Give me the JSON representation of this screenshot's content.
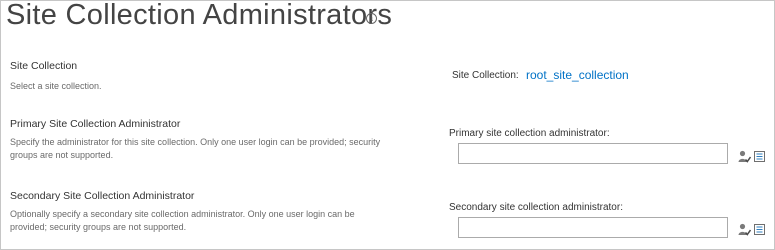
{
  "page": {
    "title": "Site Collection Administrators",
    "info_icon": "info-circle-icon"
  },
  "site_collection": {
    "section_title": "Site Collection",
    "section_description": "Select a site collection.",
    "label": "Site Collection:",
    "value": "root_site_collection"
  },
  "primary_admin": {
    "section_title": "Primary Site Collection Administrator",
    "section_description": "Specify the administrator for this site collection. Only one user login can be provided; security groups are not supported.",
    "field_label": "Primary site collection administrator:",
    "value": "",
    "check_names_icon": "check-names-icon",
    "browse_icon": "address-book-icon"
  },
  "secondary_admin": {
    "section_title": "Secondary Site Collection Administrator",
    "section_description": "Optionally specify a secondary site collection administrator. Only one user login can be provided; security groups are not supported.",
    "field_label": "Secondary site collection administrator:",
    "value": "",
    "check_names_icon": "check-names-icon",
    "browse_icon": "address-book-icon"
  },
  "colors": {
    "link": "#0072c6",
    "border": "#ababab"
  }
}
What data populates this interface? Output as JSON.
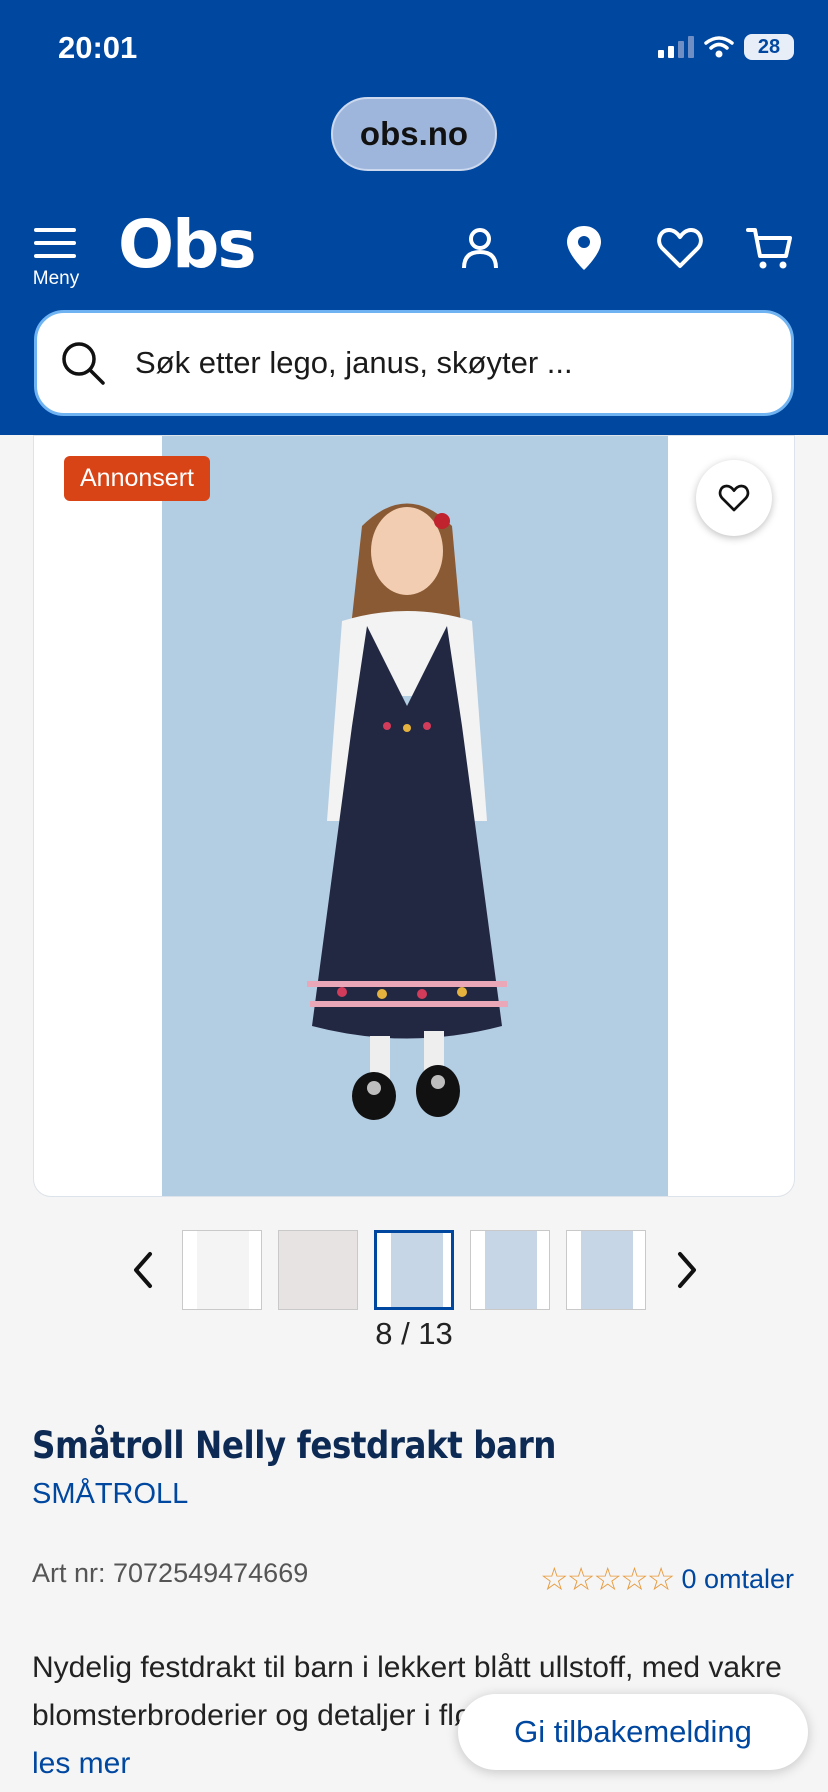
{
  "status_bar": {
    "time": "20:01",
    "battery": "28"
  },
  "browser": {
    "url": "obs.no"
  },
  "header": {
    "menu_label": "Meny",
    "logo": "Obs",
    "accent": "#0047a0"
  },
  "search": {
    "placeholder": "Søk etter lego, janus, skøyter ..."
  },
  "gallery": {
    "badge": "Annonsert",
    "counter": "8 / 13",
    "current_index": 8,
    "total": 13
  },
  "product": {
    "title": "Småtroll Nelly festdrakt barn",
    "brand": "SMÅTROLL",
    "art_nr": "Art nr: 7072549474669",
    "stars": "☆☆☆☆☆",
    "rating": 0,
    "reviews": "0 omtaler",
    "description": "Nydelig festdrakt til barn i lekkert blått ullstoff, med vakre blomsterbroderier og detaljer i fløyel. Medfølgende belt…",
    "read_more": "les mer"
  },
  "feedback": {
    "label": "Gi tilbakemelding"
  }
}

+++

**TO BE DONE**
Determine the number of lines where the string "JSON" occurs, and give that number only.

**EXERCISE RESULT**
2